EXERCISE DESCRIPTION: Below are some records. Pull every line that contains the word "grams".

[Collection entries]
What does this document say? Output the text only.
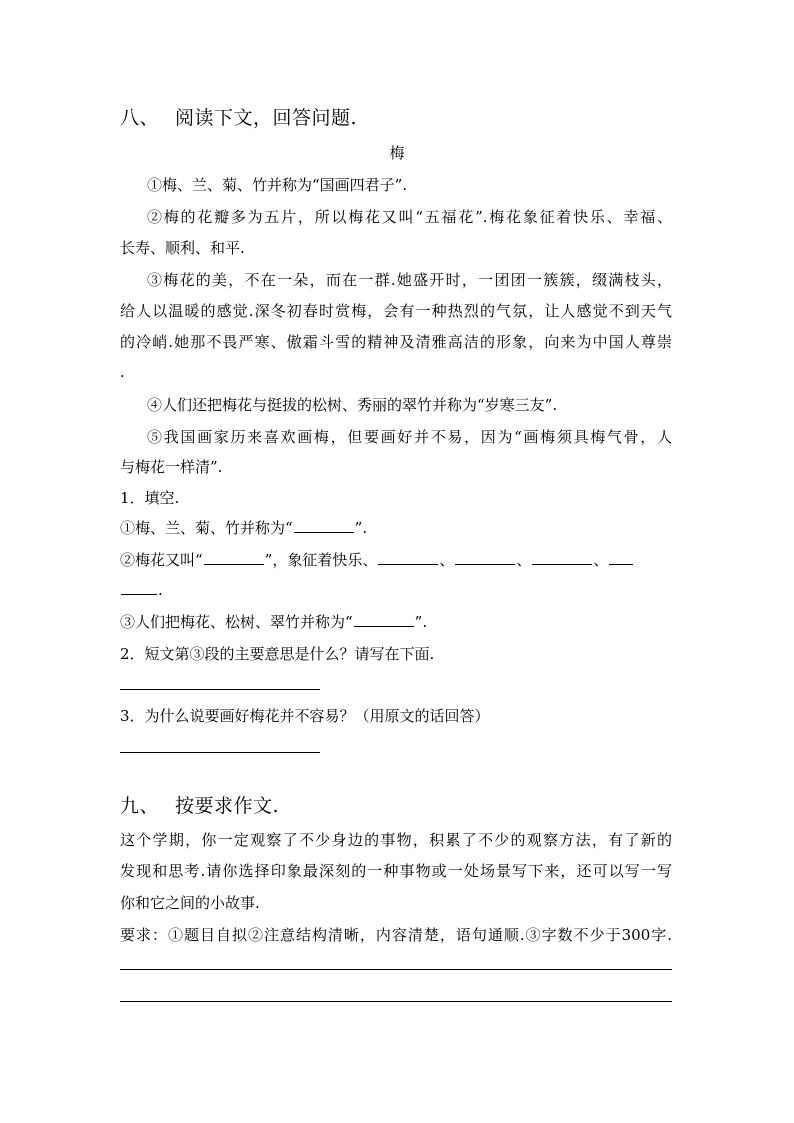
八、 阅读下文，回答问题.
梅
①梅、兰、菊、竹并称为“国画四君子”.
②梅的花瓣多为五片，所以梅花又叫“五福花”.梅花象征着快乐、幸福、
长寿、顺利、和平.
③梅花的美，不在一朵，而在一群.她盛开时，一团团一簇簇，缀满枝头，
给人以温暖的感觉.深冬初春时赏梅，会有一种热烈的气氛，让人感觉不到天气
的冷峭.她那不畏严寒、傲霜斗雪的精神及清雅高洁的形象，向来为中国人尊崇
.
④人们还把梅花与挺拔的松树、秀丽的翠竹并称为“岁寒三友”.
⑤我国画家历来喜欢画梅，但要画好并不易，因为“画梅须具梅气骨，人
与梅花一样清”.
1．填空.
①梅、兰、菊、竹并称为“	”.
②梅花又叫“	”，象征着快乐、	、	、	、
.
③人们把梅花、松树、翠竹并称为“	”.
2．短文第③段的主要意思是什么？请写在下面.
3．为什么说要画好梅花并不容易？（用原文的话回答）
九、 按要求作文.
这个学期，你一定观察了不少身边的事物，积累了不少的观察方法，有了新的
发现和思考.请你选择印象最深刻的一种事物或一处场景写下来，还可以写一写
你和它之间的小故事.
要求：①题目自拟②注意结构清晰，内容清楚，语句通顺.③字数不少于300字.
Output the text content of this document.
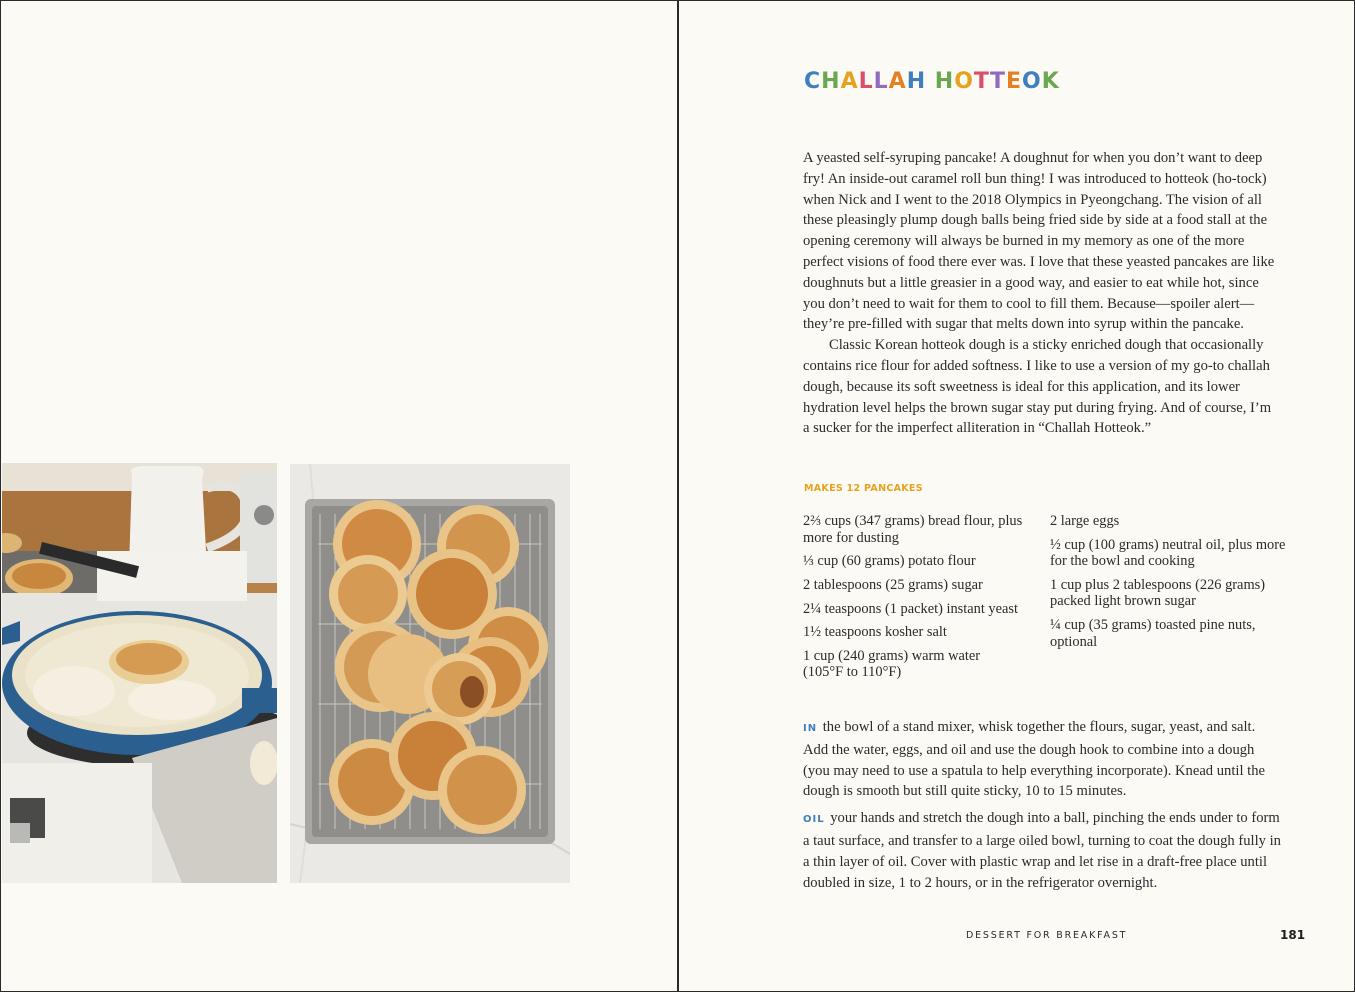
CHALLAH HOTTEOK

A yeasted self-syruping pancake! A doughnut for when you don’t want to deep fry! An inside-out caramel roll bun thing! I was introduced to hotteok (ho-tock) when Nick and I went to the 2018 Olympics in Pyeongchang. The vision of all these pleasingly plump dough balls being fried side by side at a food stall at the opening ceremony will always be burned in my memory as one of the more perfect visions of food there ever was. I love that these yeasted pancakes are like doughnuts but a little greasier in a good way, and easier to eat while hot, since you don’t need to wait for them to cool to fill them. Because—spoiler alert—they’re pre-filled with sugar that melts down into syrup within the pancake.

Classic Korean hotteok dough is a sticky enriched dough that occasionally contains rice flour for added softness. I like to use a version of my go-to challah dough, because its soft sweetness is ideal for this application, and its lower hydration level helps the brown sugar stay put during frying. And of course, I’m a sucker for the imperfect alliteration in “Challah Hotteok.”

MAKES 12 PANCAKES
2⅔ cups (347 grams) bread flour, plus more for dusting
⅓ cup (60 grams) potato flour
2 tablespoons (25 grams) sugar
2¼ teaspoons (1 packet) instant yeast
1½ teaspoons kosher salt
1 cup (240 grams) warm water (105°F to 110°F)
2 large eggs
½ cup (100 grams) neutral oil, plus more for the bowl and cooking
1 cup plus 2 tablespoons (226 grams) packed light brown sugar
¼ cup (35 grams) toasted pine nuts, optional

IN the bowl of a stand mixer, whisk together the flours, sugar, yeast, and salt. Add the water, eggs, and oil and use the dough hook to combine into a dough (you may need to use a spatula to help everything incorporate). Knead until the dough is smooth but still quite sticky, 10 to 15 minutes.

OIL your hands and stretch the dough into a ball, pinching the ends under to form a taut surface, and transfer to a large oiled bowl, turning to coat the dough fully in a thin layer of oil. Cover with plastic wrap and let rise in a draft-free place until doubled in size, 1 to 2 hours, or in the refrigerator overnight.

DESSERT FOR BREAKFAST	181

ANSWER TO THIS PROBLEM:
2⅔ cups (347 grams) bread flour, plus more for dusting
⅓ cup (60 grams) potato flour
2 tablespoons (25 grams) sugar
1 cup (240 grams) warm water (105°F to 110°F)
½ cup (100 grams) neutral oil, plus more for the bowl and cooking
1 cup plus 2 tablespoons (226 grams) packed light brown sugar
¼ cup (35 grams) toasted pine nuts, optional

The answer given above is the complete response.